• Description of the task: Reproduce the data lines verbatim, from the line containing "- set-editor: ⎘" through the line containing "- accuracy-label: Accuracy: [321, 439, 377, 454]", with both of those lines included.
------
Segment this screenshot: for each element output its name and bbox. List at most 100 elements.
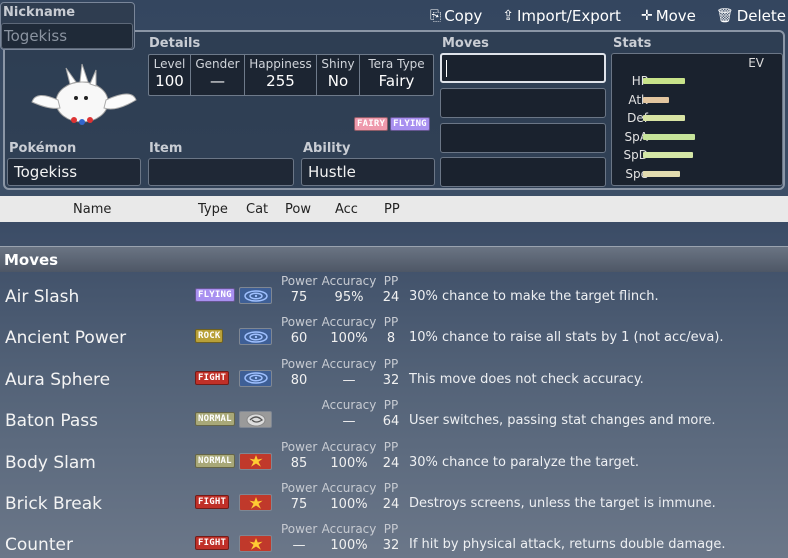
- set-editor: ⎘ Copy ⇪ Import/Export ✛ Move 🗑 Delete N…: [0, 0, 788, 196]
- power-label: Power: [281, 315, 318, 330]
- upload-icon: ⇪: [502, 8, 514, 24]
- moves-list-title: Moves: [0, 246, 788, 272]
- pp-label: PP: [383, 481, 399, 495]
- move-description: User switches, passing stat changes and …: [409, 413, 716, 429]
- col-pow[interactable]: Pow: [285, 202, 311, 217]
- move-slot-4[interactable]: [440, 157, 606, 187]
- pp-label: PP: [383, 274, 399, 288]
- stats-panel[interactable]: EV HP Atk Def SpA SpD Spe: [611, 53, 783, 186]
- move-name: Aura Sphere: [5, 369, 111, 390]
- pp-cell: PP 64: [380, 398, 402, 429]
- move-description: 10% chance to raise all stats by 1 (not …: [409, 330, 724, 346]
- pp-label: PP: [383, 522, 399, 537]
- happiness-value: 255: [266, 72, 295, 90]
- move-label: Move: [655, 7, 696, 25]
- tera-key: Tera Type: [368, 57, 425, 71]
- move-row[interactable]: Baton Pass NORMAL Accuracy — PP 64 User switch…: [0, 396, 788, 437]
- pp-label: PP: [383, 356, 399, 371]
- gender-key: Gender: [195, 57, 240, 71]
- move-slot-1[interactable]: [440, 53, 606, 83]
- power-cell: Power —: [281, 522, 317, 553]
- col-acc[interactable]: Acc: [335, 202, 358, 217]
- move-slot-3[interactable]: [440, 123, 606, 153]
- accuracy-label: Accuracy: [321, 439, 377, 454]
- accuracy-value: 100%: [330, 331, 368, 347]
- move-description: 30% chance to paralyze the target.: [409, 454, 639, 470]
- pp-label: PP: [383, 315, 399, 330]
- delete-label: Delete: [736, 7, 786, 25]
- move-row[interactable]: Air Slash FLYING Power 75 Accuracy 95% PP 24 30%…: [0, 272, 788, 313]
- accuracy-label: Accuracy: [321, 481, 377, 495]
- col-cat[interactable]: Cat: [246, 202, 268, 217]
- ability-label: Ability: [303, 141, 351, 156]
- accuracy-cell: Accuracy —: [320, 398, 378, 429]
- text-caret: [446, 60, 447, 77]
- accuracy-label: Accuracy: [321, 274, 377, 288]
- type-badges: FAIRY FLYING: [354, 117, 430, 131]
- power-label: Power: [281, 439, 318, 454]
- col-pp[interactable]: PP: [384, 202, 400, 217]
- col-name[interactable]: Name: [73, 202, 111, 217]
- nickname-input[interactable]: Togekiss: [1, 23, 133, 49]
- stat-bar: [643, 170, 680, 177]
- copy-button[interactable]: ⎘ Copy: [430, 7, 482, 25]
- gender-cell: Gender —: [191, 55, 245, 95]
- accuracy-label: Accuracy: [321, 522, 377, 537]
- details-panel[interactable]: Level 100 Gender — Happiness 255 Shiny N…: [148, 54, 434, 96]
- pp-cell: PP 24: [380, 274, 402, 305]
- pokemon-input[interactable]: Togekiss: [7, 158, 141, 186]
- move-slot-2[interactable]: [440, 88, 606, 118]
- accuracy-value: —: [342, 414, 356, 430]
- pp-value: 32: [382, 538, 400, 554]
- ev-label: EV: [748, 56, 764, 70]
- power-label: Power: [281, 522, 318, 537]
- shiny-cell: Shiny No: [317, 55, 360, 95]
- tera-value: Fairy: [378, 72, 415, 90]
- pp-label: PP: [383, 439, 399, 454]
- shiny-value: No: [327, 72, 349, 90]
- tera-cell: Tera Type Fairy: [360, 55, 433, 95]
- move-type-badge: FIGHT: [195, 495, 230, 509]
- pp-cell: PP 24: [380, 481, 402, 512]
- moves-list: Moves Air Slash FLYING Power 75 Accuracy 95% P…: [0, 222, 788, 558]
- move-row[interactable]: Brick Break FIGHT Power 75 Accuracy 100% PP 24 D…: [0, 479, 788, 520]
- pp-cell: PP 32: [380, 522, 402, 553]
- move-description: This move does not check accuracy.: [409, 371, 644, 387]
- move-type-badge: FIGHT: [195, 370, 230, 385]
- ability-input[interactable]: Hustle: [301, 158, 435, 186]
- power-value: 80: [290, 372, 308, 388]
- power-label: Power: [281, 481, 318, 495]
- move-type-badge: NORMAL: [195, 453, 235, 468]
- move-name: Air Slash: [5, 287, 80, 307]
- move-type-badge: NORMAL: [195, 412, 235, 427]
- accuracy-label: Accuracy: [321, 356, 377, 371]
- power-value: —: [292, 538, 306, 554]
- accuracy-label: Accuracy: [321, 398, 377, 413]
------
• Solution to this problem:
- set-editor: ⎘ Copy ⇪ Import/Export ✛ Move 🗑 Delete N…: [0, 0, 788, 196]
- power-label: Power: [281, 315, 318, 330]
- upload-icon: ⇪: [502, 8, 514, 24]
- moves-list-title: Moves: [0, 246, 788, 272]
- pp-label: PP: [383, 481, 399, 495]
- move-description: User switches, passing stat changes and …: [409, 413, 716, 429]
- col-pow[interactable]: Pow: [285, 202, 311, 217]
- move-slot-4[interactable]: [440, 157, 606, 187]
- pp-label: PP: [383, 274, 399, 288]
- stats-panel[interactable]: EV HP Atk Def SpA SpD Spe: [611, 53, 783, 186]
- move-name: Aura Sphere: [5, 369, 111, 390]
- pp-cell: PP 64: [380, 398, 402, 429]
- move-description: 10% chance to raise all stats by 1 (not …: [409, 330, 724, 346]
- pp-label: PP: [383, 522, 399, 537]
- happiness-value: 255: [266, 72, 295, 90]
- move-label: Move: [655, 7, 696, 25]
- tera-key: Tera Type: [368, 57, 425, 71]
- move-row[interactable]: Baton Pass NORMAL Accuracy — PP 64 User switch…: [0, 396, 788, 437]
- pp-label: PP: [383, 356, 399, 371]
- gender-key: Gender: [195, 57, 240, 71]
- move-slot-1[interactable]: [440, 53, 606, 83]
- power-cell: Power —: [281, 522, 317, 553]
- col-acc[interactable]: Acc: [335, 202, 358, 217]
- move-slot-3[interactable]: [440, 123, 606, 153]
- accuracy-label: Accuracy: [321, 439, 377, 454]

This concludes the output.